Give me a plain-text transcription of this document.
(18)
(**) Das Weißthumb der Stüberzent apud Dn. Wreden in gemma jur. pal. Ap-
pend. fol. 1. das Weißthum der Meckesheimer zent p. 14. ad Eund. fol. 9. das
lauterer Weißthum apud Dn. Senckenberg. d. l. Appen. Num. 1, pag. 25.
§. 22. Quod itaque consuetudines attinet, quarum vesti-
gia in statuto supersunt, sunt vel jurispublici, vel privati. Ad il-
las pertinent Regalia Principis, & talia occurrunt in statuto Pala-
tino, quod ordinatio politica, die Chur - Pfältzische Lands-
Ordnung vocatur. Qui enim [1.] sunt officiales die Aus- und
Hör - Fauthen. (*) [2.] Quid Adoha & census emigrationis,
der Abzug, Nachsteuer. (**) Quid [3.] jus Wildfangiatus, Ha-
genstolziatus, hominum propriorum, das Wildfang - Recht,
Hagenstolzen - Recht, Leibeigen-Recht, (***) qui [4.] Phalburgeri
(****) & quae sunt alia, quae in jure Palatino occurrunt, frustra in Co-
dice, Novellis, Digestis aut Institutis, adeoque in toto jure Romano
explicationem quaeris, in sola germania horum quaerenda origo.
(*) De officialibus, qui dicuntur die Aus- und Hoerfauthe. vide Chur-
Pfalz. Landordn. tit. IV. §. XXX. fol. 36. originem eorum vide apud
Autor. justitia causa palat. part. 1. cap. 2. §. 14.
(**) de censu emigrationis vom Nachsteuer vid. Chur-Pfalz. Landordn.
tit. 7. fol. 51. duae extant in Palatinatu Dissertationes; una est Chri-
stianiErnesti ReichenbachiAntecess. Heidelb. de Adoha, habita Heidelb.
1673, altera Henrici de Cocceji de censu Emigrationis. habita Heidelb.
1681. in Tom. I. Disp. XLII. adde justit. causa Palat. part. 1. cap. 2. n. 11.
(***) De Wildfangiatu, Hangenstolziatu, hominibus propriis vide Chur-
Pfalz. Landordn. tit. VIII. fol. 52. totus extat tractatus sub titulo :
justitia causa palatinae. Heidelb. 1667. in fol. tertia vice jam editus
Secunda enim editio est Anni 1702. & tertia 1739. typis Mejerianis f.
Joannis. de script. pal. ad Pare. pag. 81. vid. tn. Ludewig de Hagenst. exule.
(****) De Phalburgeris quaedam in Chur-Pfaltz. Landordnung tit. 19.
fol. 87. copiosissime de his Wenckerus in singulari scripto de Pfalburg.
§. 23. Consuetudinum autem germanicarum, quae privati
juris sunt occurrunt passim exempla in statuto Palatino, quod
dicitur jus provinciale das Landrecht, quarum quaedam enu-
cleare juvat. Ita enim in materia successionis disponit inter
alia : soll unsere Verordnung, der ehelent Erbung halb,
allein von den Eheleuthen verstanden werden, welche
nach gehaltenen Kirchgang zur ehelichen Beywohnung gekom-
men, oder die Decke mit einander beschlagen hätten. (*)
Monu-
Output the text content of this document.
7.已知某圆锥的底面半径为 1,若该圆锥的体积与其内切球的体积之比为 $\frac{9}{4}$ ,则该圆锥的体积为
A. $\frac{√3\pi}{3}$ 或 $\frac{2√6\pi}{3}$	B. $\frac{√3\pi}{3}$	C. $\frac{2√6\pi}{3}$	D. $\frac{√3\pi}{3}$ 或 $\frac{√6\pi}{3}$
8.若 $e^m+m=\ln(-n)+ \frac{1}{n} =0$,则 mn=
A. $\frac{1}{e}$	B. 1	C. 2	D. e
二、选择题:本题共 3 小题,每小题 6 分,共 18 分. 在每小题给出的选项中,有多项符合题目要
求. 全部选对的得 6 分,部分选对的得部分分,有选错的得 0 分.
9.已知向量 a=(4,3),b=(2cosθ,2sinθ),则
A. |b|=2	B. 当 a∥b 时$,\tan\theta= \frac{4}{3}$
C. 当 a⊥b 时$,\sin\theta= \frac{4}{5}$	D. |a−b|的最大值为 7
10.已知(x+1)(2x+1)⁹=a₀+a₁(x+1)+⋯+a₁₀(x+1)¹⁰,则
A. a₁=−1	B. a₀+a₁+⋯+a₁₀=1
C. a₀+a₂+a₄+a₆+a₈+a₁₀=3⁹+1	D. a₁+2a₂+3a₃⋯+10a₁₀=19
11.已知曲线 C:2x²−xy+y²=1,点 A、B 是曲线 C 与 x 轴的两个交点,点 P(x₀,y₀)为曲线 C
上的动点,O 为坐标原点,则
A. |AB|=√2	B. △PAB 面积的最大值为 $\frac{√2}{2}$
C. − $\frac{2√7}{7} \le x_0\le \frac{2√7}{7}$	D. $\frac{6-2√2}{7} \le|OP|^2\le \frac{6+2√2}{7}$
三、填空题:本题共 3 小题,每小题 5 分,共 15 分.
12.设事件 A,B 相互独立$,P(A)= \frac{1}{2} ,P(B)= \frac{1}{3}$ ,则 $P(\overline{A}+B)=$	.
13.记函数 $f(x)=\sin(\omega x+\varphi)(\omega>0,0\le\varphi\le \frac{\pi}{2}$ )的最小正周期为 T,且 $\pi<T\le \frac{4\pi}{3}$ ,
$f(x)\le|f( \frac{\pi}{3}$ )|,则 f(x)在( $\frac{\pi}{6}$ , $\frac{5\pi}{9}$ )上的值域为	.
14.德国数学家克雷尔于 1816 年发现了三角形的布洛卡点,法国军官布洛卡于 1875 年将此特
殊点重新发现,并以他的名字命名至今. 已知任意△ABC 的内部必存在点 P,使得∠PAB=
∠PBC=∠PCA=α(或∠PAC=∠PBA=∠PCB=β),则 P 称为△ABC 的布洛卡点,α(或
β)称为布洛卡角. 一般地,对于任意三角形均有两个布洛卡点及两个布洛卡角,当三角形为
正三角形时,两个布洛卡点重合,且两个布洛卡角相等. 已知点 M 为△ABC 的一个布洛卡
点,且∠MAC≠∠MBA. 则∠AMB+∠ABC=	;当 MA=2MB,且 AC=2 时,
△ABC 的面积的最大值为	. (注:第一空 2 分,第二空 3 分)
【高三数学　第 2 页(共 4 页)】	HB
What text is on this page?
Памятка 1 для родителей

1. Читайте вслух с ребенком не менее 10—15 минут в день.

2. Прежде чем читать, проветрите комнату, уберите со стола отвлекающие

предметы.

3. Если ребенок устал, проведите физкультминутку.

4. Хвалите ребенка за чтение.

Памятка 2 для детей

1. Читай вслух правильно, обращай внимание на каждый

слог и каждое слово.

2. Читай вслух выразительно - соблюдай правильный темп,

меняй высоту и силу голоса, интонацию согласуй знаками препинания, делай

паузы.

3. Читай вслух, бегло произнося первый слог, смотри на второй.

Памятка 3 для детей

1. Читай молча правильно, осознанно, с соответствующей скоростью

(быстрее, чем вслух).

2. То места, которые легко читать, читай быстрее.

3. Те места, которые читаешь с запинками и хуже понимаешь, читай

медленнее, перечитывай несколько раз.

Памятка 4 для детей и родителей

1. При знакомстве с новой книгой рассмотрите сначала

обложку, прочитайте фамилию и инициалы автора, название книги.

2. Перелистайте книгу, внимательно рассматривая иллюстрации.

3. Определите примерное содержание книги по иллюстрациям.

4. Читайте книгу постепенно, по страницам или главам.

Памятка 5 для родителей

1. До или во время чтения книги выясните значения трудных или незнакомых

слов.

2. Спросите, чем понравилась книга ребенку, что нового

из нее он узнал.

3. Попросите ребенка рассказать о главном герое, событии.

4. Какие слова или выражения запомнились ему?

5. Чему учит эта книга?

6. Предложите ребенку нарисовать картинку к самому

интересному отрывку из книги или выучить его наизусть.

..............................

**What you need to do:** From the records above, extract every line exactly as it stands.

**Final result:**
Give me a plain-text transcription of this document.
(18)
(**) Das Weißthumb der Stüberzent apud Dn. Wreden in gemma jur. pal. Ap-
pend. fol. 1. das Weißthum der Meckesheimer zent p. 14. ad Eund. fol. 9. das
lauterer Weißthum apud Dn. Senckenberg. d. l. Appen. Num. 1, pag. 25.
§. 22. Quod itaque consuetudines attinet, quarum vesti-
gia in statuto supersunt, sunt vel jurispublici, vel privati. Ad il-
las pertinent Regalia Principis, & talia occurrunt in statuto Pala-
tino, quod ordinatio politica, die Chur - Pfältzische Lands-
Ordnung vocatur. Qui enim [1.] sunt officiales die Aus- und
Hör - Fauthen. (*) [2.] Quid Adoha & census emigrationis,
der Abzug, Nachsteuer. (**) Quid [3.] jus Wildfangiatus, Ha-
genstolziatus, hominum propriorum, das Wildfang - Recht,
Hagenstolzen - Recht, Leibeigen-Recht, (***) qui [4.] Phalburgeri
(****) & quae sunt alia, quae in jure Palatino occurrunt, frustra in Co-
dice, Novellis, Digestis aut Institutis, adeoque in toto jure Romano
explicationem quaeris, in sola germania horum quaerenda origo.
(*) De officialibus, qui dicuntur die Aus- und Hoerfauthe. vide Chur-
Pfalz. Landordn. tit. IV. §. XXX. fol. 36. originem eorum vide apud
Autor. justitia causa palat. part. 1. cap. 2. §. 14.
(**) de censu emigrationis vom Nachsteuer vid. Chur-Pfalz. Landordn.
tit. 7. fol. 51. duae extant in Palatinatu Dissertationes; una est Chri-
stianiErnesti ReichenbachiAntecess. Heidelb. de Adoha, habita Heidelb.
1673, altera Henrici de Cocceji de censu Emigrationis. habita Heidelb.
1681. in Tom. I. Disp. XLII. adde justit. causa Palat. part. 1. cap. 2. n. 11.
(***) De Wildfangiatu, Hangenstolziatu, hominibus propriis vide Chur-
Pfalz. Landordn. tit. VIII. fol. 52. totus extat tractatus sub titulo :
justitia causa palatinae. Heidelb. 1667. in fol. tertia vice jam editus
Secunda enim editio est Anni 1702. & tertia 1739. typis Mejerianis f.
Joannis. de script. pal. ad Pare. pag. 81. vid. tn. Ludewig de Hagenst. exule.
(****) De Phalburgeris quaedam in Chur-Pfaltz. Landordnung tit. 19.
fol. 87. copiosissime de his Wenckerus in singulari scripto de Pfalburg.
§. 23. Consuetudinum autem germanicarum, quae privati
juris sunt occurrunt passim exempla in statuto Palatino, quod
dicitur jus provinciale das Landrecht, quarum quaedam enu-
cleare juvat. Ita enim in materia successionis disponit inter
alia : soll unsere Verordnung, der ehelent Erbung halb,
allein von den Eheleuthen verstanden werden, welche
nach gehaltenen Kirchgang zur ehelichen Beywohnung gekom-
men, oder die Decke mit einander beschlagen hätten. (*)
Monu-
Output the text content of this document.
7.已知某圆锥的底面半径为 1,若该圆锥的体积与其内切球的体积之比为 $\frac{9}{4}$ ,则该圆锥的体积为
A. $\frac{√3\pi}{3}$ 或 $\frac{2√6\pi}{3}$	B. $\frac{√3\pi}{3}$	C. $\frac{2√6\pi}{3}$	D. $\frac{√3\pi}{3}$ 或 $\frac{√6\pi}{3}$
8.若 $e^m+m=\ln(-n)+ \frac{1}{n} =0$,则 mn=
A. $\frac{1}{e}$	B. 1	C. 2	D. e
二、选择题:本题共 3 小题,每小题 6 分,共 18 分. 在每小题给出的选项中,有多项符合题目要
求. 全部选对的得 6 分,部分选对的得部分分,有选错的得 0 分.
9.已知向量 a=(4,3),b=(2cosθ,2sinθ),则
A. |b|=2	B. 当 a∥b 时$,\tan\theta= \frac{4}{3}$
C. 当 a⊥b 时$,\sin\theta= \frac{4}{5}$	D. |a−b|的最大值为 7
10.已知(x+1)(2x+1)⁹=a₀+a₁(x+1)+⋯+a₁₀(x+1)¹⁰,则
A. a₁=−1	B. a₀+a₁+⋯+a₁₀=1
C. a₀+a₂+a₄+a₆+a₈+a₁₀=3⁹+1	D. a₁+2a₂+3a₃⋯+10a₁₀=19
11.已知曲线 C:2x²−xy+y²=1,点 A、B 是曲线 C 与 x 轴的两个交点,点 P(x₀,y₀)为曲线 C
上的动点,O 为坐标原点,则
A. |AB|=√2	B. △PAB 面积的最大值为 $\frac{√2}{2}$
C. − $\frac{2√7}{7} \le x_0\le \frac{2√7}{7}$	D. $\frac{6-2√2}{7} \le|OP|^2\le \frac{6+2√2}{7}$
三、填空题:本题共 3 小题,每小题 5 分,共 15 分.
12.设事件 A,B 相互独立$,P(A)= \frac{1}{2} ,P(B)= \frac{1}{3}$ ,则 $P(\overline{A}+B)=$	.
13.记函数 $f(x)=\sin(\omega x+\varphi)(\omega>0,0\le\varphi\le \frac{\pi}{2}$ )的最小正周期为 T,且 $\pi<T\le \frac{4\pi}{3}$ ,
$f(x)\le|f( \frac{\pi}{3}$ )|,则 f(x)在( $\frac{\pi}{6}$ , $\frac{5\pi}{9}$ )上的值域为	.
14.德国数学家克雷尔于 1816 年发现了三角形的布洛卡点,法国军官布洛卡于 1875 年将此特
殊点重新发现,并以他的名字命名至今. 已知任意△ABC 的内部必存在点 P,使得∠PAB=
∠PBC=∠PCA=α(或∠PAC=∠PBA=∠PCB=β),则 P 称为△ABC 的布洛卡点,α(或
β)称为布洛卡角. 一般地,对于任意三角形均有两个布洛卡点及两个布洛卡角,当三角形为
正三角形时,两个布洛卡点重合,且两个布洛卡角相等. 已知点 M 为△ABC 的一个布洛卡
点,且∠MAC≠∠MBA. 则∠AMB+∠ABC=	;当 MA=2MB,且 AC=2 时,
△ABC 的面积的最大值为	. (注:第一空 2 分,第二空 3 分)
【高三数学　第 2 页(共 4 页)】	HB
What text is on this page?
Памятка 1 для родителей

1. Читайте вслух с ребенком не менее 10—15 минут в день.

2. Прежде чем читать, проветрите комнату, уберите со стола отвлекающие

предметы.

3. Если ребенок устал, проведите физкультминутку.

4. Хвалите ребенка за чтение.

Памятка 2 для детей

1. Читай вслух правильно, обращай внимание на каждый

слог и каждое слово.

2. Читай вслух выразительно - соблюдай правильный темп,

меняй высоту и силу голоса, интонацию согласуй знаками препинания, делай

паузы.

3. Читай вслух, бегло произнося первый слог, смотри на второй.

Памятка 3 для детей

1. Читай молча правильно, осознанно, с соответствующей скоростью

(быстрее, чем вслух).

2. То места, которые легко читать, читай быстрее.

3. Те места, которые читаешь с запинками и хуже понимаешь, читай

медленнее, перечитывай несколько раз.

Памятка 4 для детей и родителей

1. При знакомстве с новой книгой рассмотрите сначала

обложку, прочитайте фамилию и инициалы автора, название книги.

2. Перелистайте книгу, внимательно рассматривая иллюстрации.

3. Определите примерное содержание книги по иллюстрациям.

4. Читайте книгу постепенно, по страницам или главам.

Памятка 5 для родителей

1. До или во время чтения книги выясните значения трудных или незнакомых

слов.

2. Спросите, чем понравилась книга ребенку, что нового

из нее он узнал.

3. Попросите ребенка рассказать о главном герое, событии.

4. Какие слова или выражения запомнились ему?

5. Чему учит эта книга?

6. Предложите ребенку нарисовать картинку к самому

интересному отрывку из книги или выучить его наизусть.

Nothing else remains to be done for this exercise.